**What to produce:** Find the lines that hold the word "HarkivPatrul" and return them.

**Material:**
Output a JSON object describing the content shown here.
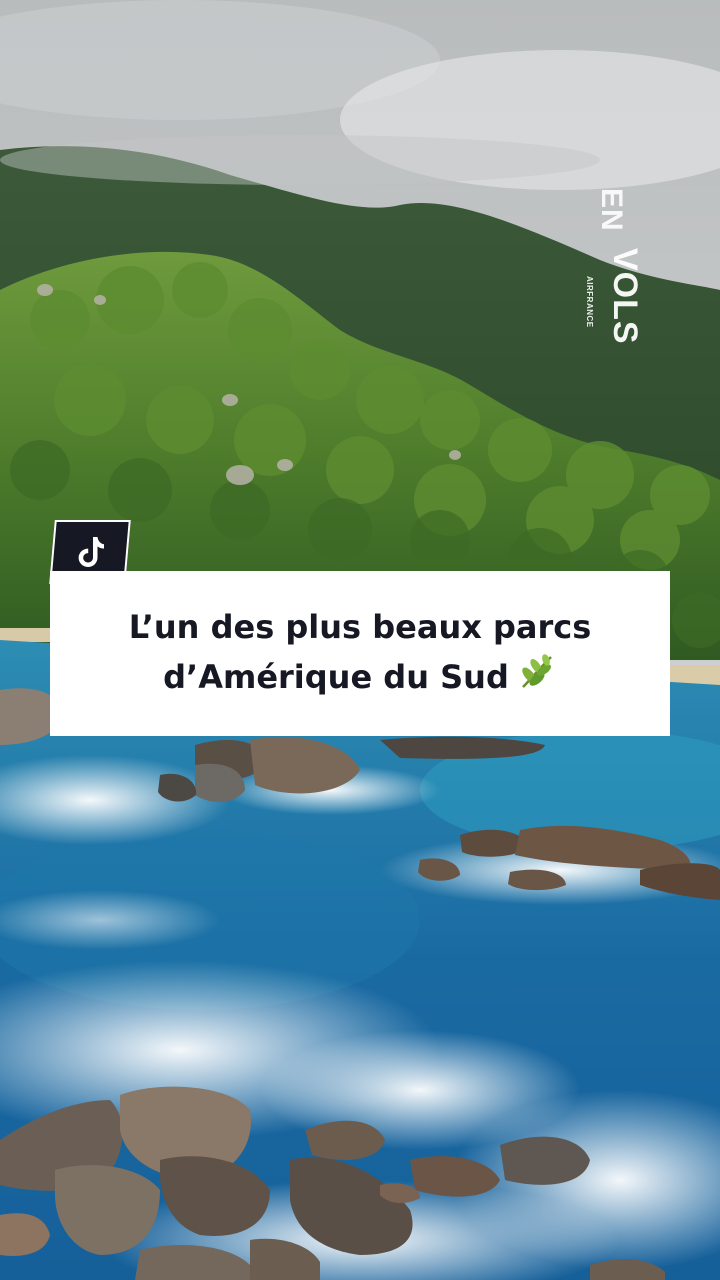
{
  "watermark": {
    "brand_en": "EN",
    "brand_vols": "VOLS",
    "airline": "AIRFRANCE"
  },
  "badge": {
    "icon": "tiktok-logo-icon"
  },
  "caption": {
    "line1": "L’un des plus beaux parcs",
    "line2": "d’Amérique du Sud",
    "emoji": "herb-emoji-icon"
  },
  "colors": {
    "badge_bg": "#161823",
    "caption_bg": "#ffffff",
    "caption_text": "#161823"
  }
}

...

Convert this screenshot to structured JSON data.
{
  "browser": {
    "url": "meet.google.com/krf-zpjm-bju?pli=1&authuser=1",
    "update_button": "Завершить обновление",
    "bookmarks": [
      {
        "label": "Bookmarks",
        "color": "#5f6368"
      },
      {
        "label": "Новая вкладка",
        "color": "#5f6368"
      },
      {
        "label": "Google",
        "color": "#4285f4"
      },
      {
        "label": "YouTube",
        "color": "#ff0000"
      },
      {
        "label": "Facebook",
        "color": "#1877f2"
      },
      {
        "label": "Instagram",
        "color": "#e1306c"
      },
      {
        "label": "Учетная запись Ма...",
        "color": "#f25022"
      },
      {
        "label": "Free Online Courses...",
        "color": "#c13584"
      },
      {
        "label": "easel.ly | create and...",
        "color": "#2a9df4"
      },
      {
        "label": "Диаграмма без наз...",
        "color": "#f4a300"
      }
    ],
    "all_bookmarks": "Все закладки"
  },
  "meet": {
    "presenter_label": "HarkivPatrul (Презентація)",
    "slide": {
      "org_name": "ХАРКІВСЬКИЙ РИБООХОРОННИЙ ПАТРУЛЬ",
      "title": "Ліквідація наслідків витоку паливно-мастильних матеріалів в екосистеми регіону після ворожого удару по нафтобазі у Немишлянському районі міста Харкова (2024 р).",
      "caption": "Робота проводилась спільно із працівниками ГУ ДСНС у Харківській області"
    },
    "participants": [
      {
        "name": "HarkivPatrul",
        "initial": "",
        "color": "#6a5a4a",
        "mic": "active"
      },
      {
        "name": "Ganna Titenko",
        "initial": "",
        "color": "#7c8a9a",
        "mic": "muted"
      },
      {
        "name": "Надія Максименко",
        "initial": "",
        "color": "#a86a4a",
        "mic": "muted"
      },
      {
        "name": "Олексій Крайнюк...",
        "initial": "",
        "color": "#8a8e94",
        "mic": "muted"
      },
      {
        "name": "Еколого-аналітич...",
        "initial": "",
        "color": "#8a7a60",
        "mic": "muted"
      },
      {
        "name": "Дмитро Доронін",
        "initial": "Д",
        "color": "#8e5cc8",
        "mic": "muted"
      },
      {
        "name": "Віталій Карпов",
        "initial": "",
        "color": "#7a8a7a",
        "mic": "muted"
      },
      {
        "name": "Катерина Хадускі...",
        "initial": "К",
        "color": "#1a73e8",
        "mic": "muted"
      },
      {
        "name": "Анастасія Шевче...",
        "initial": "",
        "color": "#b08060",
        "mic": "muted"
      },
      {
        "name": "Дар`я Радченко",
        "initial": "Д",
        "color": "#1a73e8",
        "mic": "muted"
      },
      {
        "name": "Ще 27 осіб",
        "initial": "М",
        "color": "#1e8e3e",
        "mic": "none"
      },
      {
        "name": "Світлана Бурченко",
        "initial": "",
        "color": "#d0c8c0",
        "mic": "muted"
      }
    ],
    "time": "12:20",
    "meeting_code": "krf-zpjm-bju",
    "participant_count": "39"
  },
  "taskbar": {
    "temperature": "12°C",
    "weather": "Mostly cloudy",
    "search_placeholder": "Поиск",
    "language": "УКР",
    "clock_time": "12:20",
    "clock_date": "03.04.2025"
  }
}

**Response:**
    "presenter_label": "HarkivPatrul (Презентація)",
        "name": "HarkivPatrul",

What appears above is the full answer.